Task: Using the listing below, extract each line that has the word "supply" in it.

Extracted records:
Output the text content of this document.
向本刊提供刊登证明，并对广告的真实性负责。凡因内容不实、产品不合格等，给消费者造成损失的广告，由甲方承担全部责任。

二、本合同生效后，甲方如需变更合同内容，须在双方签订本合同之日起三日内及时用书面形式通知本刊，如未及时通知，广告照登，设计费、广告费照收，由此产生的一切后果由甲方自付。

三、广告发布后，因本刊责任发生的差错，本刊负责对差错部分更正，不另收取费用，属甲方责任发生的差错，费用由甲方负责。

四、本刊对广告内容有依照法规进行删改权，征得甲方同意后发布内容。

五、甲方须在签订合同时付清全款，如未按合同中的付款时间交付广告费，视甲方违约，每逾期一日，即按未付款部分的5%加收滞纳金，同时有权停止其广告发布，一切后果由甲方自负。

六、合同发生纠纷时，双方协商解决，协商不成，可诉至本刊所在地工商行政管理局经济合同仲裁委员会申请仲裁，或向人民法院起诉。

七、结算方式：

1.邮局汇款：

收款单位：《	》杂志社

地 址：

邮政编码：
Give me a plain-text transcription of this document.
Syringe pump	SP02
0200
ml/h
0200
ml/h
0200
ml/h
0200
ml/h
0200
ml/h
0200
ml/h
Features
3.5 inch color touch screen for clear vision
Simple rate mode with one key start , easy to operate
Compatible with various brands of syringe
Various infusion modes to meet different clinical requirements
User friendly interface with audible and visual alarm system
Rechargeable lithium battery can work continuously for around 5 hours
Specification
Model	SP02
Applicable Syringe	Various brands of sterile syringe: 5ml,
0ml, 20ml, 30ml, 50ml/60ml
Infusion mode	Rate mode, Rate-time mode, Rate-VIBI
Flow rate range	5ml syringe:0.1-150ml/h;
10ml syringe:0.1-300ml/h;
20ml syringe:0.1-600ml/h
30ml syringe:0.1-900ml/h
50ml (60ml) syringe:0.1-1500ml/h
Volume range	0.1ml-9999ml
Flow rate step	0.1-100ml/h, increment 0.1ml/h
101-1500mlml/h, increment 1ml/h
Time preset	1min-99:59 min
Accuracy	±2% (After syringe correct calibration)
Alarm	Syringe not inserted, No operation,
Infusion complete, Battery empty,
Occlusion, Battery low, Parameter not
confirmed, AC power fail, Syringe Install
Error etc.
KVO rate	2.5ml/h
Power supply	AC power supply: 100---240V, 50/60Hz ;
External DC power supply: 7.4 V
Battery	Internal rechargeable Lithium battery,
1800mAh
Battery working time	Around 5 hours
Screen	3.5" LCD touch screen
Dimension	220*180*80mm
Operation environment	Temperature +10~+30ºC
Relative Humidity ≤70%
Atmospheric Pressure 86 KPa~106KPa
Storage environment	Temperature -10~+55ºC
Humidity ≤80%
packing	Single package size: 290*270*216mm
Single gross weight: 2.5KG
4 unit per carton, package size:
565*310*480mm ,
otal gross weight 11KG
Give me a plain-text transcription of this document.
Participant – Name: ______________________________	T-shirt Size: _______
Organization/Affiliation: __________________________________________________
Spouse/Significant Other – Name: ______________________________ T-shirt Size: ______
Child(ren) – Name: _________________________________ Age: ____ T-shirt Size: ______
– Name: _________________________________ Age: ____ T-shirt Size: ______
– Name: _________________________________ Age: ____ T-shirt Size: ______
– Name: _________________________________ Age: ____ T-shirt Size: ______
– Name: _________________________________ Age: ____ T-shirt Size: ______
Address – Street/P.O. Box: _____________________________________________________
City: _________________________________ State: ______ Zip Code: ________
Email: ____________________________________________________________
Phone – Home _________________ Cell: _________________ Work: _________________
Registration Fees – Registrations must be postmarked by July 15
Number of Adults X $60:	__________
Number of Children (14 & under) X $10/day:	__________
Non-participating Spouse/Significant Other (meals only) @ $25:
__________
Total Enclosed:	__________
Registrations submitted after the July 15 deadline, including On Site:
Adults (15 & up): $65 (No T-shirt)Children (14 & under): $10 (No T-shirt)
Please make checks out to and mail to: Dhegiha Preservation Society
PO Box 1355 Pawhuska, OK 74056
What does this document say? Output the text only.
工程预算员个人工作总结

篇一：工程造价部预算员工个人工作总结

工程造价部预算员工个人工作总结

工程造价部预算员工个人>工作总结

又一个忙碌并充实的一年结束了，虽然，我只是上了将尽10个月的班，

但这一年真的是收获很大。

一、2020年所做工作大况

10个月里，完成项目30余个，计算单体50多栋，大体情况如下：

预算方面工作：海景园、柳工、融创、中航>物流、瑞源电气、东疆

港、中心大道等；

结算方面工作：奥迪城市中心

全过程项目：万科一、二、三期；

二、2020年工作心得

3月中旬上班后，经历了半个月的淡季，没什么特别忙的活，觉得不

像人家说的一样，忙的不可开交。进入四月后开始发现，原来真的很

Full solution:
Power supply	AC power supply: 100---240V, 50/60Hz ;
External DC power supply: 7.4 V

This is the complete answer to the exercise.